[PROBLEM STATEMENT]
Print each line of the listing once more, precisely as given.

[DATA TO USE]

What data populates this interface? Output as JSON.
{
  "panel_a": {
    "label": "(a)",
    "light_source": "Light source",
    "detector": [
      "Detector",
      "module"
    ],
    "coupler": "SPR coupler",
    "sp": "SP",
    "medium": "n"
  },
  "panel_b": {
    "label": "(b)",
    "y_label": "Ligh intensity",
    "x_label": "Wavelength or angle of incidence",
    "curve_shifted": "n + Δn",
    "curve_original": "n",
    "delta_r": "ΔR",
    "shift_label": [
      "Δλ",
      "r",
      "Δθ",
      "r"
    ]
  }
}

[EXERCISE OUTPUT]
What data populates this interface? Output as JSON.
{
  "panel_a": {
    "label": "(a)",
    "light_source": "Light source",
    "detector": [
      "Detector",
      "module"
    ],
    "coupler": "SPR coupler",
    "sp": "SP",
    "medium": "n"
  },
  "panel_b": {
    "label": "(b)",
    "y_label": "Ligh intensity",
    "x_label": "Wavelength or angle of incidence",
    "curve_shifted": "n + Δn",
    "curve_original": "n",
    "delta_r": "ΔR",
    "shift_label": [
      "Δλ",
      "r",
      "Δθ",
      "r"
    ]
  }
}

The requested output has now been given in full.